Repeat the records verbatim and leave the pictures out of your copy.

▶ _INPUT FOR THIS TASK_
— START —

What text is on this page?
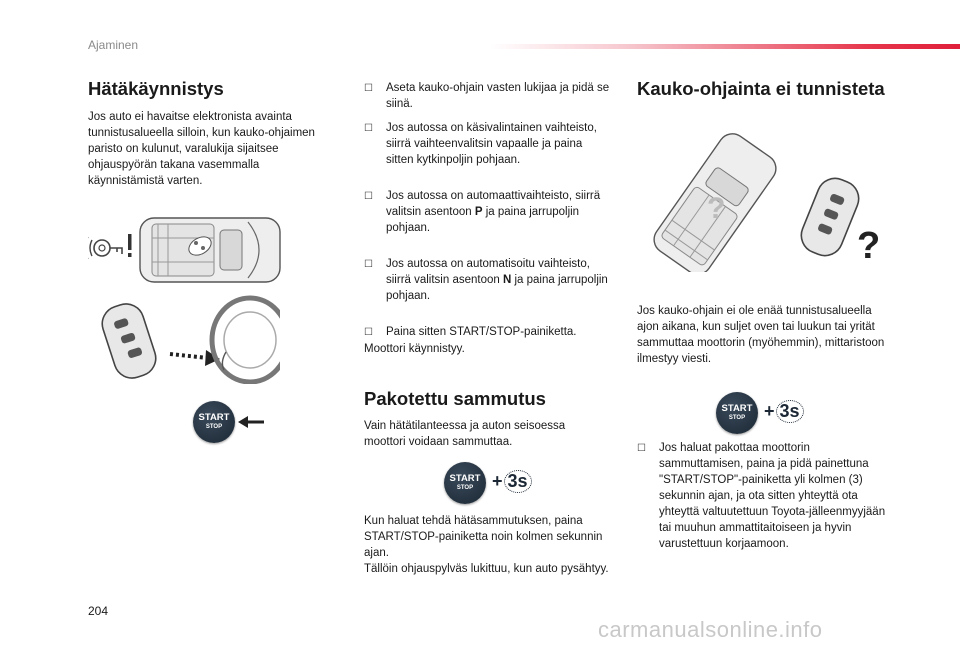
Ajaminen
Hätäkäynnistys

Jos auto ei havaitse elektronista avainta tunnistusalueella silloin, kun kauko-ohjaimen paristo on kulunut, varalukija sijaitsee ohjauspyörän takana vasemmalla käynnistämistä varten.

START
STOP
☐	Aseta kauko-ohjain vasten lukijaa ja pidä se siinä.
☐	Jos autossa on käsivalintainen vaihteisto, siirrä vaihteenvalitsin vapaalle ja paina sitten kytkinpoljin pohjaan.
☐	Jos autossa on automaattivaihteisto, siirrä valitsin asentoon P ja paina jarrupoljin pohjaan.
☐	Jos autossa on automatisoitu vaihteisto, siirrä valitsin asentoon N ja paina jarrupoljin pohjaan.
☐	Paina sitten START/STOP-painiketta.

Moottori käynnistyy.

Pakotettu sammutus

Vain hätätilanteessa ja auton seisoessa moottori voidaan sammuttaa.

START
STOP	+ 3s

Kun haluat tehdä hätäsammutuksen, paina START/STOP-painiketta noin kolmen sekunnin ajan.

Tällöin ohjauspylväs lukittuu, kun auto pysähtyy.

Kauko-ohjainta ei tunnisteta
?
?

Jos kauko-ohjain ei ole enää tunnistusalueella ajon aikana, kun suljet oven tai luukun tai yrität sammuttaa moottorin (myöhemmin), mittaristoon ilmestyy viesti.

START
STOP	+ 3s
☐	Jos haluat pakottaa moottorin sammuttamisen, paina ja pidä painettuna "START/STOP"-painiketta yli kolmen (3) sekunnin ajan, ja ota sitten yhteyttä ota yhteyttä valtuutettuun Toyota-jälleenmyyjään tai muuhun ammattitaitoiseen ja hyvin varustettuun korjaamoon.
204
carmanualsonline.info
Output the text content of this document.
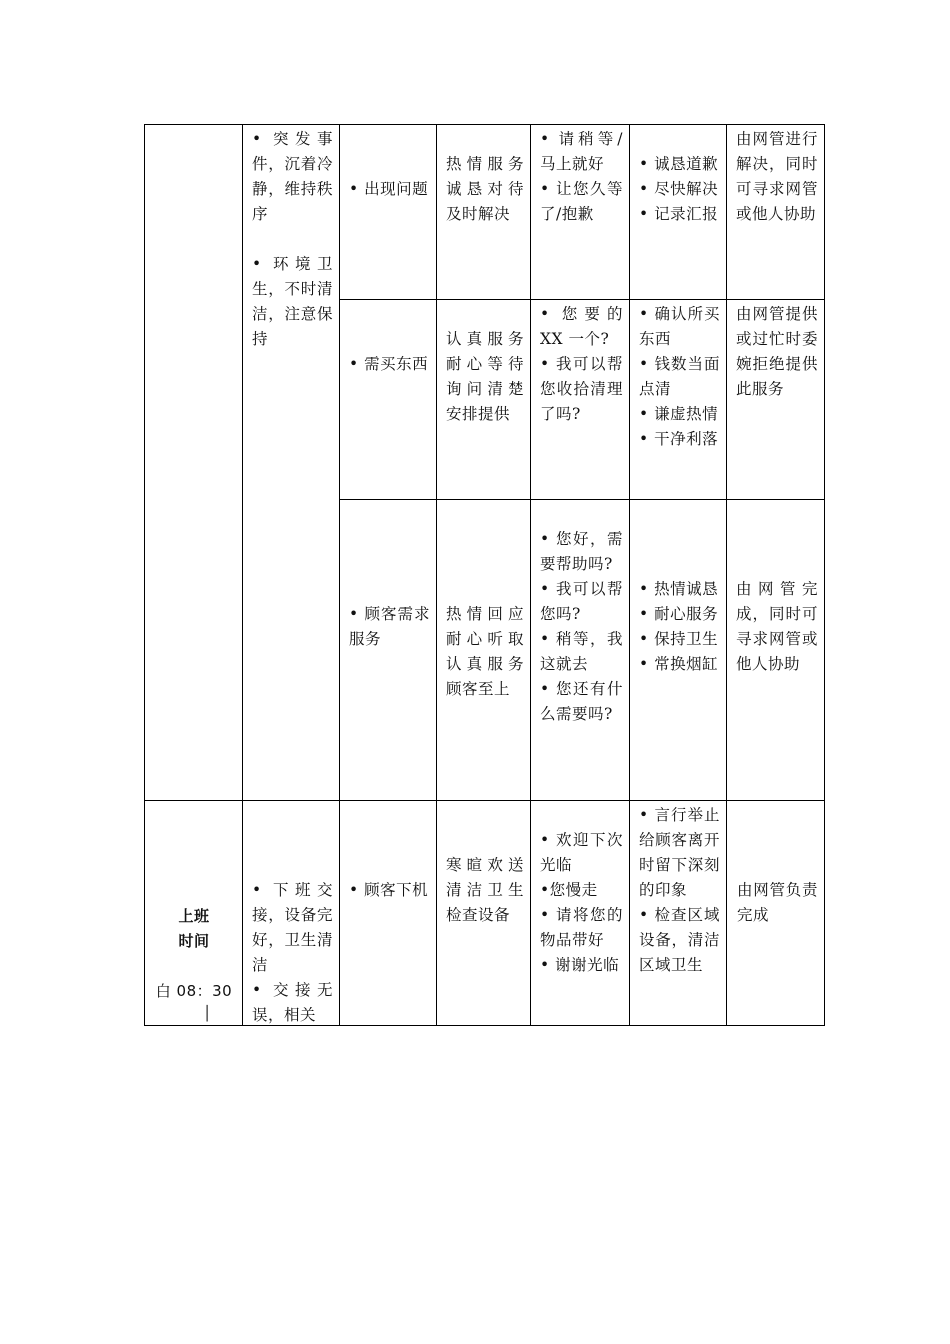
上班
时间
白 08：30
│
• 突发事件，沉着冷静，维持秩序
• 环境卫生，不时清洁，注意保持
• 下班交接，设备完好，卫生清洁
• 交接无误，相关
• 出现问题
热情服务诚恳对待及时解决
• 请稍等/马上就好
• 让您久等了/抱歉
• 诚恳道歉
• 尽快解决
• 记录汇报
由网管进行解决，同时可寻求网管或他人协助
• 需买东西
认真服务耐心等待询问清楚安排提供
• 您要的 XX 一个?
• 我可以帮您收拾清理了吗?
• 确认所买东西
• 钱数当面点清
• 谦虚热情
• 干净利落
由网管提供或过忙时委婉拒绝提供此服务
• 顾客需求服务
热情回应耐心听取认真服务顾客至上
• 您好，需要帮助吗?
• 我可以帮您吗?
• 稍等，我这就去
• 您还有什么需要吗?
• 热情诚恳
• 耐心服务
• 保持卫生
• 常换烟缸
由网管完成，同时可寻求网管或他人协助
• 顾客下机
寒暄欢送清洁卫生检查设备
• 欢迎下次光临
•您慢走
• 请将您的物品带好
• 谢谢光临
• 言行举止给顾客离开时留下深刻的印象
• 检查区域设备，清洁区域卫生
由网管负责完成
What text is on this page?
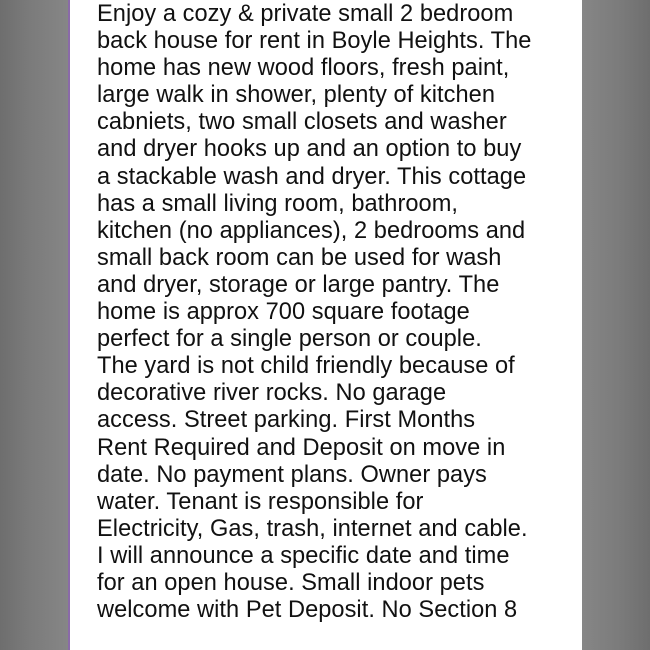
Enjoy a cozy & private small 2 bedroom
back house for rent in Boyle Heights. The
home has new wood floors, fresh paint,
large walk in shower, plenty of kitchen
cabniets, two small closets and washer
and dryer hooks up and an option to buy
a stackable wash and dryer. This cottage
has a small living room, bathroom,
kitchen (no appliances), 2 bedrooms and
small back room can be used for wash
and dryer, storage or large pantry. The
home is approx 700 square footage
perfect for a single person or couple.
The yard is not child friendly because of
decorative river rocks. No garage
access. Street parking. First Months
Rent Required and Deposit on move in
date. No payment plans. Owner pays
water. Tenant is responsible for
Electricity, Gas, trash, internet and cable.
I will announce a specific date and time
for an open house. Small indoor pets
welcome with Pet Deposit. No Section 8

— END —

▶ _SOLUTION TO THIS EXERCISE_
What text is on this page?
Ajaminen
Hätäkäynnistys

Jos auto ei havaitse elektronista avainta tunnistusalueella silloin, kun kauko-ohjaimen paristo on kulunut, varalukija sijaitsee ohjauspyörän takana vasemmalla käynnistämistä varten.

START
STOP
☐	Aseta kauko-ohjain vasten lukijaa ja pidä se siinä.
☐	Jos autossa on käsivalintainen vaihteisto, siirrä vaihteenvalitsin vapaalle ja paina sitten kytkinpoljin pohjaan.
☐	Jos autossa on automaattivaihteisto, siirrä valitsin asentoon P ja paina jarrupoljin pohjaan.
☐	Jos autossa on automatisoitu vaihteisto, siirrä valitsin asentoon N ja paina jarrupoljin pohjaan.
☐	Paina sitten START/STOP-painiketta.

Moottori käynnistyy.

Pakotettu sammutus

Vain hätätilanteessa ja auton seisoessa moottori voidaan sammuttaa.

START
STOP	+ 3s

Kun haluat tehdä hätäsammutuksen, paina START/STOP-painiketta noin kolmen sekunnin ajan.

Tällöin ohjauspylväs lukittuu, kun auto pysähtyy.

Kauko-ohjainta ei tunnisteta
?
?

Jos kauko-ohjain ei ole enää tunnistusalueella ajon aikana, kun suljet oven tai luukun tai yrität sammuttaa moottorin (myöhemmin), mittaristoon ilmestyy viesti.

START
STOP	+ 3s
☐	Jos haluat pakottaa moottorin sammuttamisen, paina ja pidä painettuna "START/STOP"-painiketta yli kolmen (3) sekunnin ajan, ja ota sitten yhteyttä ota yhteyttä valtuutettuun Toyota-jälleenmyyjään tai muuhun ammattitaitoiseen ja hyvin varustettuun korjaamoon.
204
carmanualsonline.info
Output the text content of this document.
上班
时间
白 08：30
│
• 突发事件，沉着冷静，维持秩序
• 环境卫生，不时清洁，注意保持
• 下班交接，设备完好，卫生清洁
• 交接无误，相关
• 出现问题
热情服务诚恳对待及时解决
• 请稍等/马上就好
• 让您久等了/抱歉
• 诚恳道歉
• 尽快解决
• 记录汇报
由网管进行解决，同时可寻求网管或他人协助
• 需买东西
认真服务耐心等待询问清楚安排提供
• 您要的 XX 一个?
• 我可以帮您收拾清理了吗?
• 确认所买东西
• 钱数当面点清
• 谦虚热情
• 干净利落
由网管提供或过忙时委婉拒绝提供此服务
• 顾客需求服务
热情回应耐心听取认真服务顾客至上
• 您好，需要帮助吗?
• 我可以帮您吗?
• 稍等，我这就去
• 您还有什么需要吗?
• 热情诚恳
• 耐心服务
• 保持卫生
• 常换烟缸
由网管完成，同时可寻求网管或他人协助
• 顾客下机
寒暄欢送清洁卫生检查设备
• 欢迎下次光临
•您慢走
• 请将您的物品带好
• 谢谢光临
• 言行举止给顾客离开时留下深刻的印象
• 检查区域设备，清洁区域卫生
由网管负责完成
What text is on this page?
Enjoy a cozy & private small 2 bedroom
back house for rent in Boyle Heights. The
home has new wood floors, fresh paint,
large walk in shower, plenty of kitchen
cabniets, two small closets and washer
and dryer hooks up and an option to buy
a stackable wash and dryer. This cottage
has a small living room, bathroom,
kitchen (no appliances), 2 bedrooms and
small back room can be used for wash
and dryer, storage or large pantry. The
home is approx 700 square footage
perfect for a single person or couple.
The yard is not child friendly because of
decorative river rocks. No garage
access. Street parking. First Months
Rent Required and Deposit on move in
date. No payment plans. Owner pays
water. Tenant is responsible for
Electricity, Gas, trash, internet and cable.
I will announce a specific date and time
for an open house. Small indoor pets
welcome with Pet Deposit. No Section 8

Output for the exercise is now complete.